(Extracted data entries)
================================

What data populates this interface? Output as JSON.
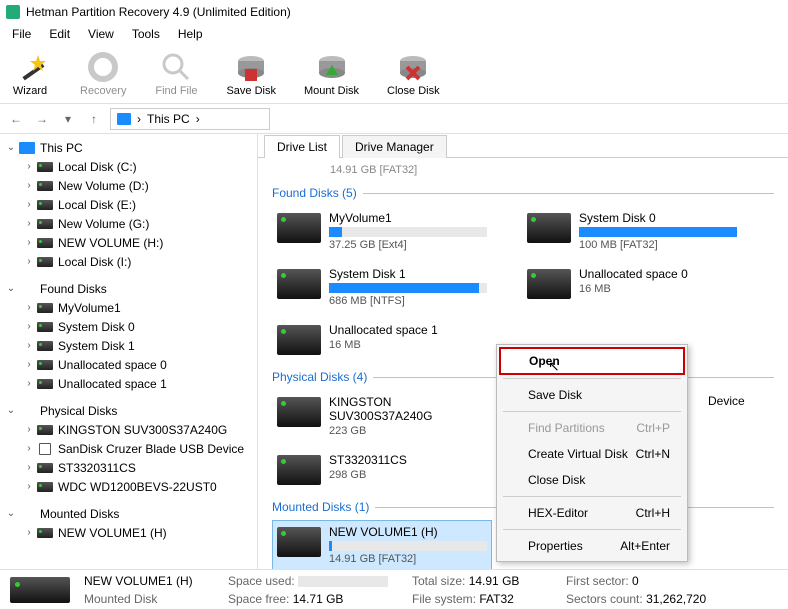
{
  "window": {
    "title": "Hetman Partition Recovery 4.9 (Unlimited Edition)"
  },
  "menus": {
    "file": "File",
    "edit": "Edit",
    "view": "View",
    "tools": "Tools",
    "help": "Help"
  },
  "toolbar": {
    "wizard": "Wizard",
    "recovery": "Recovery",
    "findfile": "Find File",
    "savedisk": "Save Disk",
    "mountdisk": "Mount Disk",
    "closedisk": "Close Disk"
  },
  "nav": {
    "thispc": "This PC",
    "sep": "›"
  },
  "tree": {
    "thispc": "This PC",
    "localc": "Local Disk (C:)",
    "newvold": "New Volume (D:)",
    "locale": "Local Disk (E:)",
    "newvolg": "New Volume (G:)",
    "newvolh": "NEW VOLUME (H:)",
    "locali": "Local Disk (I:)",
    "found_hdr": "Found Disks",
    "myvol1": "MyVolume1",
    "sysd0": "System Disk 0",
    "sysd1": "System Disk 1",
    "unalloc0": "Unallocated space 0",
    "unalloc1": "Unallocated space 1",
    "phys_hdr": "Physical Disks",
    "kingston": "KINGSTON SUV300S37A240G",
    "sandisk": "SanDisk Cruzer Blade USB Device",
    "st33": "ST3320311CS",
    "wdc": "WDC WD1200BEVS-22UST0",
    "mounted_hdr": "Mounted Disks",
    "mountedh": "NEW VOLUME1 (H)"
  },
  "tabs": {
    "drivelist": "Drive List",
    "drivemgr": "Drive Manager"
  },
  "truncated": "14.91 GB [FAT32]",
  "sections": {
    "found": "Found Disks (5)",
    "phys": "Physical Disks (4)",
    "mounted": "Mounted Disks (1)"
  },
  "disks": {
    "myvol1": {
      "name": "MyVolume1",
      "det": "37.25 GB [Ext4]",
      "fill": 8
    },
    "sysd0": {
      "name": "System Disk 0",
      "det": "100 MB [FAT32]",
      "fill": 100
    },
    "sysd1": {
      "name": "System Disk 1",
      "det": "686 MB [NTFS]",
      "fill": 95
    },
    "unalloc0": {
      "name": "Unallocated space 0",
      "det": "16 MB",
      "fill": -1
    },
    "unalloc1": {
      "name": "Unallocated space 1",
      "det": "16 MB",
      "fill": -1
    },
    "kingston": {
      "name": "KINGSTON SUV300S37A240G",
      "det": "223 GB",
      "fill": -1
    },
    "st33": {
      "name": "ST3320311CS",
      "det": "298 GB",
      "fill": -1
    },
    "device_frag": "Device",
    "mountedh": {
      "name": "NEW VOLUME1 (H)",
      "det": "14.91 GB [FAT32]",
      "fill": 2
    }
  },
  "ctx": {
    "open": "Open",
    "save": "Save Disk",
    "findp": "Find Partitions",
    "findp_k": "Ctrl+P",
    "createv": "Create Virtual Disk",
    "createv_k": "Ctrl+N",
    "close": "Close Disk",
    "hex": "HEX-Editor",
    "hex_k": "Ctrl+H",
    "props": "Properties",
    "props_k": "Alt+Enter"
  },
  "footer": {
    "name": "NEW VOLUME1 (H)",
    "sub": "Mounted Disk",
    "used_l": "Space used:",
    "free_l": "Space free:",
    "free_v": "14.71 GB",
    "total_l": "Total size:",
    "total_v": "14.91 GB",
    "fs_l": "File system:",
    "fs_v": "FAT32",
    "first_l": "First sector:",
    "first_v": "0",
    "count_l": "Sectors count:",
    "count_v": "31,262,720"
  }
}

================================

Without the pictures, output the full listing exactly as it stands.

What data populates this interface? Output as JSON.
{
  "window": {
    "title": "Hetman Partition Recovery 4.9 (Unlimited Edition)"
  },
  "menus": {
    "file": "File",
    "edit": "Edit",
    "view": "View",
    "tools": "Tools",
    "help": "Help"
  },
  "toolbar": {
    "wizard": "Wizard",
    "recovery": "Recovery",
    "findfile": "Find File",
    "savedisk": "Save Disk",
    "mountdisk": "Mount Disk",
    "closedisk": "Close Disk"
  },
  "nav": {
    "thispc": "This PC",
    "sep": "›"
  },
  "tree": {
    "thispc": "This PC",
    "localc": "Local Disk (C:)",
    "newvold": "New Volume (D:)",
    "locale": "Local Disk (E:)",
    "newvolg": "New Volume (G:)",
    "newvolh": "NEW VOLUME (H:)",
    "locali": "Local Disk (I:)",
    "found_hdr": "Found Disks",
    "myvol1": "MyVolume1",
    "sysd0": "System Disk 0",
    "sysd1": "System Disk 1",
    "unalloc0": "Unallocated space 0",
    "unalloc1": "Unallocated space 1",
    "phys_hdr": "Physical Disks",
    "kingston": "KINGSTON SUV300S37A240G",
    "sandisk": "SanDisk Cruzer Blade USB Device",
    "st33": "ST3320311CS",
    "wdc": "WDC WD1200BEVS-22UST0",
    "mounted_hdr": "Mounted Disks",
    "mountedh": "NEW VOLUME1 (H)"
  },
  "tabs": {
    "drivelist": "Drive List",
    "drivemgr": "Drive Manager"
  },
  "truncated": "14.91 GB [FAT32]",
  "sections": {
    "found": "Found Disks (5)",
    "phys": "Physical Disks (4)",
    "mounted": "Mounted Disks (1)"
  },
  "disks": {
    "myvol1": {
      "name": "MyVolume1",
      "det": "37.25 GB [Ext4]",
      "fill": 8
    },
    "sysd0": {
      "name": "System Disk 0",
      "det": "100 MB [FAT32]",
      "fill": 100
    },
    "sysd1": {
      "name": "System Disk 1",
      "det": "686 MB [NTFS]",
      "fill": 95
    },
    "unalloc0": {
      "name": "Unallocated space 0",
      "det": "16 MB",
      "fill": -1
    },
    "unalloc1": {
      "name": "Unallocated space 1",
      "det": "16 MB",
      "fill": -1
    },
    "kingston": {
      "name": "KINGSTON SUV300S37A240G",
      "det": "223 GB",
      "fill": -1
    },
    "st33": {
      "name": "ST3320311CS",
      "det": "298 GB",
      "fill": -1
    },
    "device_frag": "Device",
    "mountedh": {
      "name": "NEW VOLUME1 (H)",
      "det": "14.91 GB [FAT32]",
      "fill": 2
    }
  },
  "ctx": {
    "open": "Open",
    "save": "Save Disk",
    "findp": "Find Partitions",
    "findp_k": "Ctrl+P",
    "createv": "Create Virtual Disk",
    "createv_k": "Ctrl+N",
    "close": "Close Disk",
    "hex": "HEX-Editor",
    "hex_k": "Ctrl+H",
    "props": "Properties",
    "props_k": "Alt+Enter"
  },
  "footer": {
    "name": "NEW VOLUME1 (H)",
    "sub": "Mounted Disk",
    "used_l": "Space used:",
    "free_l": "Space free:",
    "free_v": "14.71 GB",
    "total_l": "Total size:",
    "total_v": "14.91 GB",
    "fs_l": "File system:",
    "fs_v": "FAT32",
    "first_l": "First sector:",
    "first_v": "0",
    "count_l": "Sectors count:",
    "count_v": "31,262,720"
  }
}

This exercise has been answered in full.